━━ Records for the task ━━

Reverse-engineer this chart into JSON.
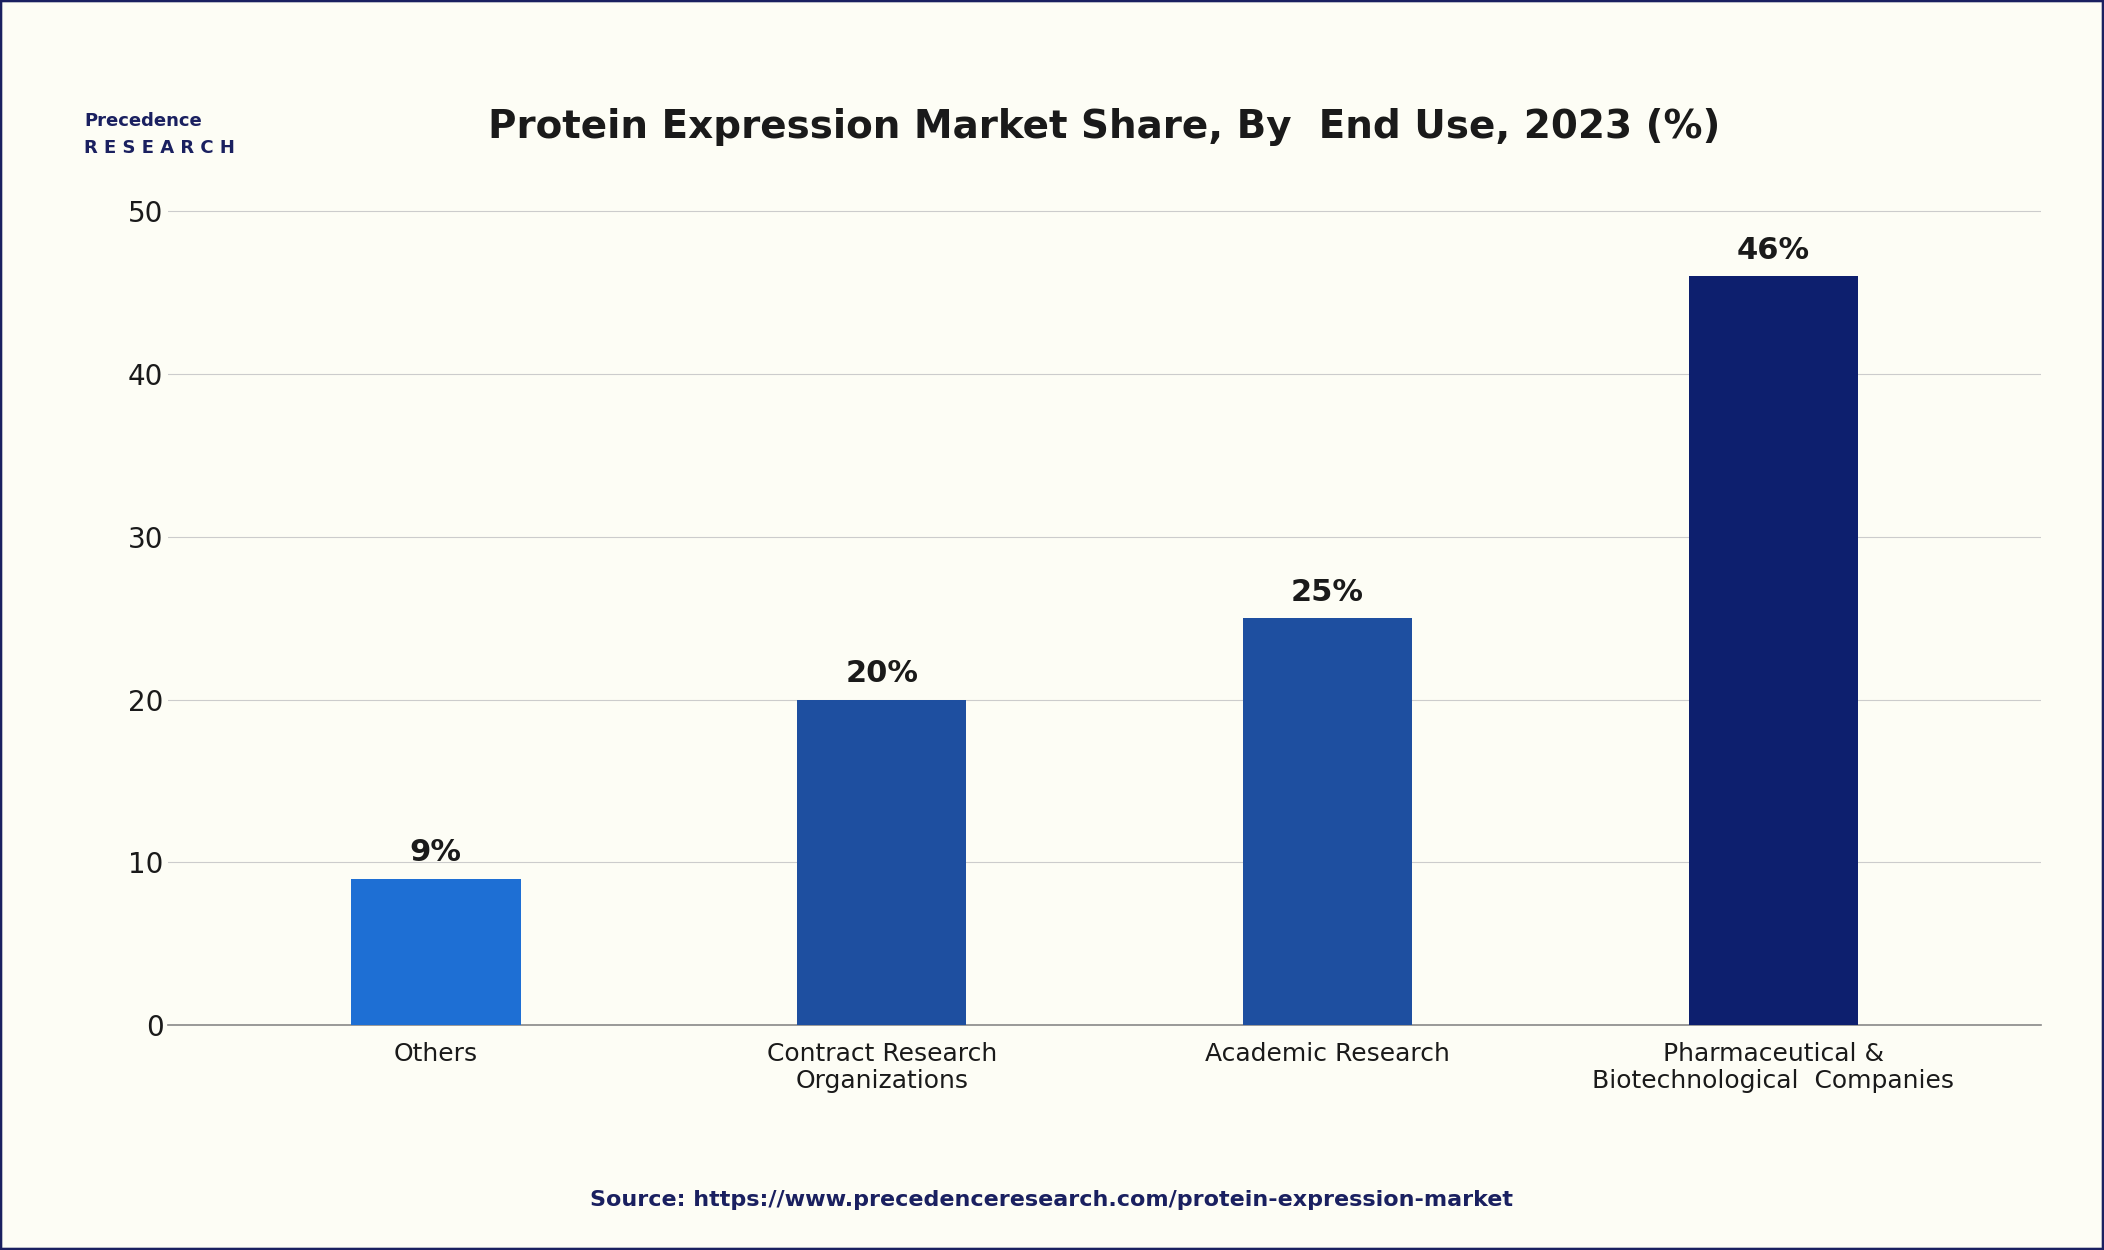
{
  "title": "Protein Expression Market Share, By  End Use, 2023 (%)",
  "categories": [
    "Others",
    "Contract Research\nOrganizations",
    "Academic Research",
    "Pharmaceutical &\nBiotechnological  Companies"
  ],
  "values": [
    9,
    20,
    25,
    46
  ],
  "labels": [
    "9%",
    "20%",
    "25%",
    "46%"
  ],
  "bar_colors": [
    "#1e6fd4",
    "#1e4fa0",
    "#1e4fa0",
    "#0d1f6e"
  ],
  "ylim": [
    0,
    53
  ],
  "yticks": [
    0,
    10,
    20,
    30,
    40,
    50
  ],
  "background_color": "#fdfdf5",
  "border_color": "#1a2060",
  "title_color": "#1a1a1a",
  "tick_color": "#1a1a1a",
  "source_text": "Source: https://www.precedenceresearch.com/protein-expression-market",
  "source_color": "#1a2060"
}
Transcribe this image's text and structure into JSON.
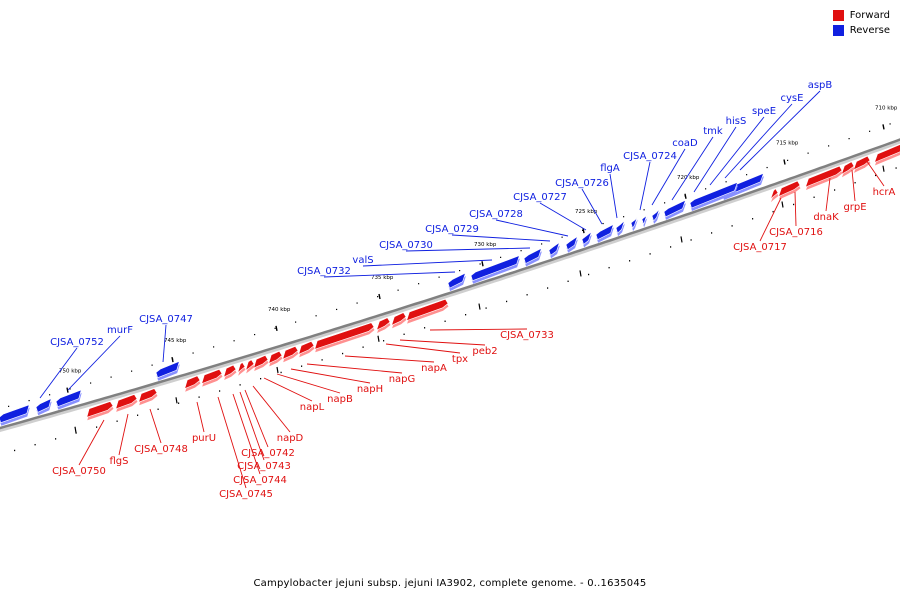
{
  "colors": {
    "forward": "#e01010",
    "reverse": "#1020e0",
    "backbone": "#808080"
  },
  "legend": [
    {
      "label": "Forward",
      "color": "#e01010"
    },
    {
      "label": "Reverse",
      "color": "#1020e0"
    }
  ],
  "footer": {
    "title": "Campylobacter jejuni subsp. jejuni IA3902, complete genome. - 0..1635045"
  },
  "ticks": {
    "labels": [
      {
        "kbp": 710,
        "text": "710 kbp"
      },
      {
        "kbp": 715,
        "text": "715 kbp"
      },
      {
        "kbp": 720,
        "text": "720 kbp"
      },
      {
        "kbp": 725,
        "text": "725 kbp"
      },
      {
        "kbp": 730,
        "text": "730 kbp"
      },
      {
        "kbp": 735,
        "text": "735 kbp"
      },
      {
        "kbp": 740,
        "text": "740 kbp"
      },
      {
        "kbp": 745,
        "text": "745 kbp"
      },
      {
        "kbp": 750,
        "text": "750 kbp"
      }
    ]
  },
  "genes": {
    "reverse": [
      {
        "label": "aspB"
      },
      {
        "label": "cysE"
      },
      {
        "label": "speE"
      },
      {
        "label": "hisS"
      },
      {
        "label": "tmk"
      },
      {
        "label": "coaD"
      },
      {
        "label": "CJSA_0724"
      },
      {
        "label": "flgA"
      },
      {
        "label": "CJSA_0726"
      },
      {
        "label": "CJSA_0727"
      },
      {
        "label": "CJSA_0728"
      },
      {
        "label": "CJSA_0729"
      },
      {
        "label": "CJSA_0730"
      },
      {
        "label": "valS"
      },
      {
        "label": "CJSA_0732"
      },
      {
        "label": "CJSA_0747"
      },
      {
        "label": "murF"
      },
      {
        "label": "CJSA_0752"
      }
    ],
    "forward": [
      {
        "label": "hcrA"
      },
      {
        "label": "grpE"
      },
      {
        "label": "dnaK"
      },
      {
        "label": "CJSA_0716"
      },
      {
        "label": "CJSA_0717"
      },
      {
        "label": "CJSA_0733"
      },
      {
        "label": "peb2"
      },
      {
        "label": "tpx"
      },
      {
        "label": "napA"
      },
      {
        "label": "napG"
      },
      {
        "label": "napH"
      },
      {
        "label": "napB"
      },
      {
        "label": "napL"
      },
      {
        "label": "napD"
      },
      {
        "label": "CJSA_0742"
      },
      {
        "label": "CJSA_0743"
      },
      {
        "label": "CJSA_0744"
      },
      {
        "label": "CJSA_0745"
      },
      {
        "label": "purU"
      },
      {
        "label": "CJSA_0748"
      },
      {
        "label": "flgS"
      },
      {
        "label": "CJSA_0750"
      }
    ]
  }
}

━━━

◆ **The problem**:
Reproduce the whole listing above character for character; pictures do not belong in it.

◆ **Response to the exercise**:
Reverse-engineer this chart into JSON.
{
  "title": "Protein Expression Market Share, By  End Use, 2023 (%)",
  "categories": [
    "Others",
    "Contract Research\nOrganizations",
    "Academic Research",
    "Pharmaceutical &\nBiotechnological  Companies"
  ],
  "values": [
    9,
    20,
    25,
    46
  ],
  "labels": [
    "9%",
    "20%",
    "25%",
    "46%"
  ],
  "bar_colors": [
    "#1e6fd4",
    "#1e4fa0",
    "#1e4fa0",
    "#0d1f6e"
  ],
  "ylim": [
    0,
    53
  ],
  "yticks": [
    0,
    10,
    20,
    30,
    40,
    50
  ],
  "background_color": "#fdfdf5",
  "border_color": "#1a2060",
  "title_color": "#1a1a1a",
  "tick_color": "#1a1a1a",
  "source_text": "Source: https://www.precedenceresearch.com/protein-expression-market",
  "source_color": "#1a2060"
}
Transcribe this image's text and structure into JSON.
{
  "colors": {
    "forward": "#e01010",
    "reverse": "#1020e0",
    "backbone": "#808080"
  },
  "legend": [
    {
      "label": "Forward",
      "color": "#e01010"
    },
    {
      "label": "Reverse",
      "color": "#1020e0"
    }
  ],
  "footer": {
    "title": "Campylobacter jejuni subsp. jejuni IA3902, complete genome. - 0..1635045"
  },
  "ticks": {
    "labels": [
      {
        "kbp": 710,
        "text": "710 kbp"
      },
      {
        "kbp": 715,
        "text": "715 kbp"
      },
      {
        "kbp": 720,
        "text": "720 kbp"
      },
      {
        "kbp": 725,
        "text": "725 kbp"
      },
      {
        "kbp": 730,
        "text": "730 kbp"
      },
      {
        "kbp": 735,
        "text": "735 kbp"
      },
      {
        "kbp": 740,
        "text": "740 kbp"
      },
      {
        "kbp": 745,
        "text": "745 kbp"
      },
      {
        "kbp": 750,
        "text": "750 kbp"
      }
    ]
  },
  "genes": {
    "reverse": [
      {
        "label": "aspB"
      },
      {
        "label": "cysE"
      },
      {
        "label": "speE"
      },
      {
        "label": "hisS"
      },
      {
        "label": "tmk"
      },
      {
        "label": "coaD"
      },
      {
        "label": "CJSA_0724"
      },
      {
        "label": "flgA"
      },
      {
        "label": "CJSA_0726"
      },
      {
        "label": "CJSA_0727"
      },
      {
        "label": "CJSA_0728"
      },
      {
        "label": "CJSA_0729"
      },
      {
        "label": "CJSA_0730"
      },
      {
        "label": "valS"
      },
      {
        "label": "CJSA_0732"
      },
      {
        "label": "CJSA_0747"
      },
      {
        "label": "murF"
      },
      {
        "label": "CJSA_0752"
      }
    ],
    "forward": [
      {
        "label": "hcrA"
      },
      {
        "label": "grpE"
      },
      {
        "label": "dnaK"
      },
      {
        "label": "CJSA_0716"
      },
      {
        "label": "CJSA_0717"
      },
      {
        "label": "CJSA_0733"
      },
      {
        "label": "peb2"
      },
      {
        "label": "tpx"
      },
      {
        "label": "napA"
      },
      {
        "label": "napG"
      },
      {
        "label": "napH"
      },
      {
        "label": "napB"
      },
      {
        "label": "napL"
      },
      {
        "label": "napD"
      },
      {
        "label": "CJSA_0742"
      },
      {
        "label": "CJSA_0743"
      },
      {
        "label": "CJSA_0744"
      },
      {
        "label": "CJSA_0745"
      },
      {
        "label": "purU"
      },
      {
        "label": "CJSA_0748"
      },
      {
        "label": "flgS"
      },
      {
        "label": "CJSA_0750"
      }
    ]
  }
}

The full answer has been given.